→ Exercise description
Reproduce the material in full, unchanged.
----
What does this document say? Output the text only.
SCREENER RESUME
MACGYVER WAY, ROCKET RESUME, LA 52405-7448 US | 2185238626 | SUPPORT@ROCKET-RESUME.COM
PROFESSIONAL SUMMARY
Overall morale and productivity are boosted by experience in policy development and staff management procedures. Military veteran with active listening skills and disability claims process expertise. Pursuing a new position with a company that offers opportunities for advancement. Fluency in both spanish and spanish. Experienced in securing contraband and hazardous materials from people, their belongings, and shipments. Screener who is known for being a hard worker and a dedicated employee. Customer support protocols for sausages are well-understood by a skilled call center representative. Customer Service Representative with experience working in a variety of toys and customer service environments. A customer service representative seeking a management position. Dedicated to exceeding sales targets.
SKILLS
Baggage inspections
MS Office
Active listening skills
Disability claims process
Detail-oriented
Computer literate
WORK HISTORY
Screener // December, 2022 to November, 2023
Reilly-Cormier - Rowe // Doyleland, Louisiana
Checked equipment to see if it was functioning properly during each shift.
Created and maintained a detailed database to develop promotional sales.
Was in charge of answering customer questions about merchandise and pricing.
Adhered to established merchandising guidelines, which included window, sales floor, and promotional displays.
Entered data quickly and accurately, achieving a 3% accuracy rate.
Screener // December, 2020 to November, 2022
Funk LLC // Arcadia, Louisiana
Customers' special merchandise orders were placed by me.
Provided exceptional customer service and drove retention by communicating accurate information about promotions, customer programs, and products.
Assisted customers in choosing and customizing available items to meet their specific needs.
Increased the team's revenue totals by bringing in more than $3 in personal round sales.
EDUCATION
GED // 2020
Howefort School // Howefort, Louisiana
----
→ Full output
What does this document say? Output the text only.
SCREENER RESUME
MACGYVER WAY, ROCKET RESUME, LA 52405-7448 US | 2185238626 | SUPPORT@ROCKET-RESUME.COM
PROFESSIONAL SUMMARY
Overall morale and productivity are boosted by experience in policy development and staff management procedures. Military veteran with active listening skills and disability claims process expertise. Pursuing a new position with a company that offers opportunities for advancement. Fluency in both spanish and spanish. Experienced in securing contraband and hazardous materials from people, their belongings, and shipments. Screener who is known for being a hard worker and a dedicated employee. Customer support protocols for sausages are well-understood by a skilled call center representative. Customer Service Representative with experience working in a variety of toys and customer service environments. A customer service representative seeking a management position. Dedicated to exceeding sales targets.
SKILLS
Baggage inspections
MS Office
Active listening skills
Disability claims process
Detail-oriented
Computer literate
WORK HISTORY
Screener // December, 2022 to November, 2023
Reilly-Cormier - Rowe // Doyleland, Louisiana
Checked equipment to see if it was functioning properly during each shift.
Created and maintained a detailed database to develop promotional sales.
Was in charge of answering customer questions about merchandise and pricing.
Adhered to established merchandising guidelines, which included window, sales floor, and promotional displays.
Entered data quickly and accurately, achieving a 3% accuracy rate.
Screener // December, 2020 to November, 2022
Funk LLC // Arcadia, Louisiana
Customers' special merchandise orders were placed by me.
Provided exceptional customer service and drove retention by communicating accurate information about promotions, customer programs, and products.
Assisted customers in choosing and customizing available items to meet their specific needs.
Increased the team's revenue totals by bringing in more than $3 in personal round sales.
EDUCATION
GED // 2020
Howefort School // Howefort, Louisiana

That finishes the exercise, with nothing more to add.